[Layout element annotations]
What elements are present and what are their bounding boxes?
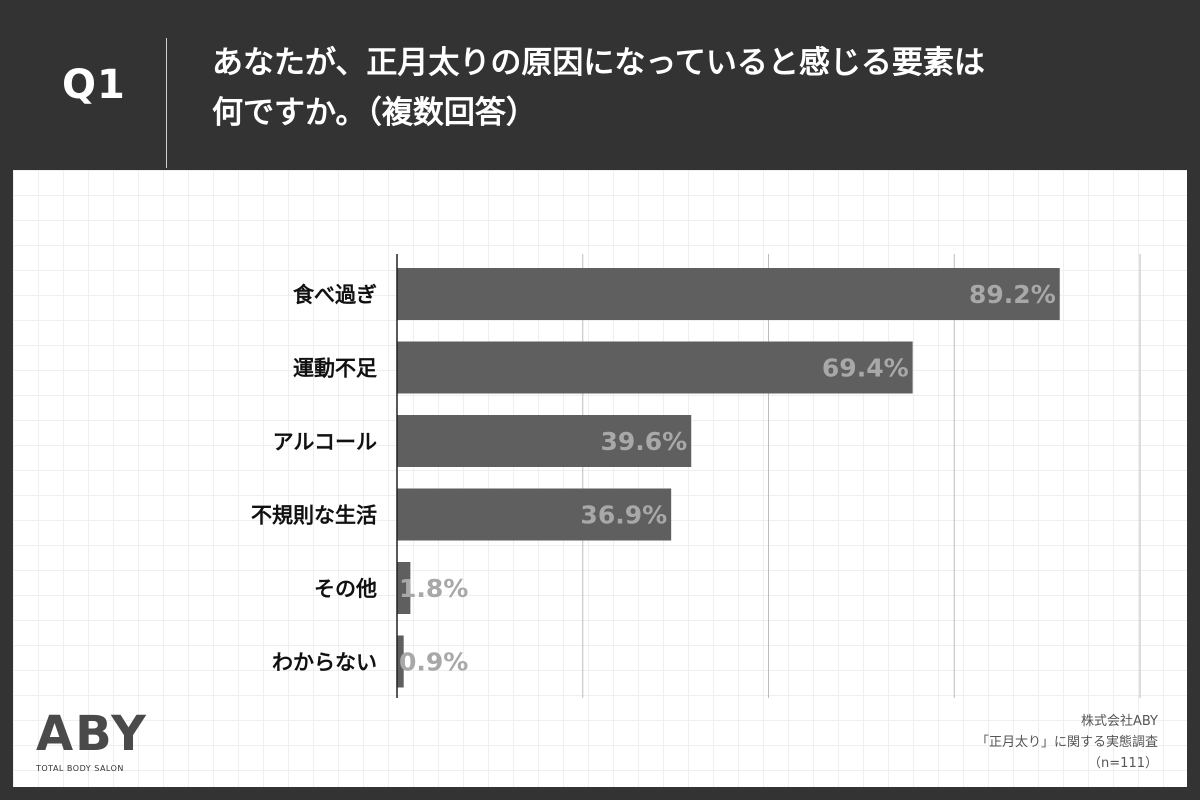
bar-3 [397,415,692,467]
source-note: 株式会社ABY 「正月太り」に関する実態調査 （n=111） [976,711,1158,774]
bar-1 [397,268,1060,320]
question-line-2: 何ですか。（複数回答） [212,95,537,131]
bar-6 [397,635,404,688]
header: Q1 あなたが、正月太りの原因になっていると感じる要素は 何ですか。（複数回答） [0,0,1200,170]
category-label-1: 食べ過ぎ [293,283,377,307]
question-line-1: あなたが、正月太りの原因になっていると感じる要素は [212,45,985,81]
question-title: あなたが、正月太りの原因になっていると感じる要素は 何ですか。（複数回答） [212,38,1172,138]
value-label-3: 39.6% [600,427,687,456]
value-label-5: 1.8% [399,574,468,603]
header-divider [166,38,167,168]
aby-logo: ABY TOTAL BODY SALON [36,708,146,778]
value-label-1: 89.2% [969,280,1056,309]
source-company: 株式会社ABY [1080,714,1158,729]
source-sample-size: （n=111） [1088,756,1158,771]
bar-5 [397,562,411,614]
category-label-5: その他 [314,577,377,601]
question-number: Q1 [62,62,126,108]
category-label-2: 運動不足 [293,357,377,381]
value-label-2: 69.4% [822,354,909,383]
category-label-3: アルコール [273,430,377,454]
logo-mark: ABY [36,706,148,762]
value-label-4: 36.9% [580,501,667,530]
category-label-4: 不規則な生活 [251,504,377,528]
bar-4 [397,488,672,541]
logo-subtitle: TOTAL BODY SALON [36,764,124,773]
source-survey: 「正月太り」に関する実態調査 [975,735,1158,750]
category-label-6: わからない [272,651,377,675]
bar-2 [397,341,913,394]
value-label-6: 0.9% [399,648,468,677]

-- GOAL OF THE EXERCISE --
Please rewrite all of the data above as a numbered list, omitting blank lines. Leave the pictures out of your answer.

-- WRITTEN RESPONSE --
1. What elements are present and what are their bounding boxes?
2. bar-3 [397,415,692,467]
3. source-note: 株式会社ABY 「正月太り」に関する実態調査 （n=111） [976,711,1158,774]
4. bar-1 [397,268,1060,320]
5. question-line-2: 何ですか。（複数回答） [212,95,537,131]
6. bar-6 [397,635,404,688]
7. header: Q1 あなたが、正月太りの原因になっていると感じる要素は 何ですか。（複数回答） [0,0,1200,170]
8. category-label-1: 食べ過ぎ [293,283,377,307]
9. question-line-1: あなたが、正月太りの原因になっていると感じる要素は [212,45,985,81]
10. question-title: あなたが、正月太りの原因になっていると感じる要素は 何ですか。（複数回答） [212,38,1172,138]
11. value-label-3: 39.6% [600,427,687,456]
12. value-label-5: 1.8% [399,574,468,603]
13. header-divider [166,38,167,168]
14. aby-logo: ABY TOTAL BODY SALON [36,708,146,778]
15. value-label-1: 89.2% [969,280,1056,309]
16. source-company: 株式会社ABY [1080,714,1158,729]
17. source-sample-size: （n=111） [1088,756,1158,771]
18. bar-5 [397,562,411,614]
19. category-label-5: その他 [314,577,377,601]
20. question-number: Q1 [62,62,126,108]
21. category-label-2: 運動不足 [293,357,377,381]
22. value-label-2: 69.4% [822,354,909,383]
23. category-label-3: アルコール [273,430,377,454]
24. logo-mark: ABY [36,706,148,762]
25. value-label-4: 36.9% [580,501,667,530]
26. category-label-4: 不規則な生活 [251,504,377,528]
27. bar-4 [397,488,672,541]
28. logo-subtitle: TOTAL BODY SALON [36,764,124,773]
29. source-survey: 「正月太り」に関する実態調査 [975,735,1158,750]
30. category-label-6: わからない [272,651,377,675]
31. bar-2 [397,341,913,394]
32. value-label-6: 0.9% [399,648,468,677]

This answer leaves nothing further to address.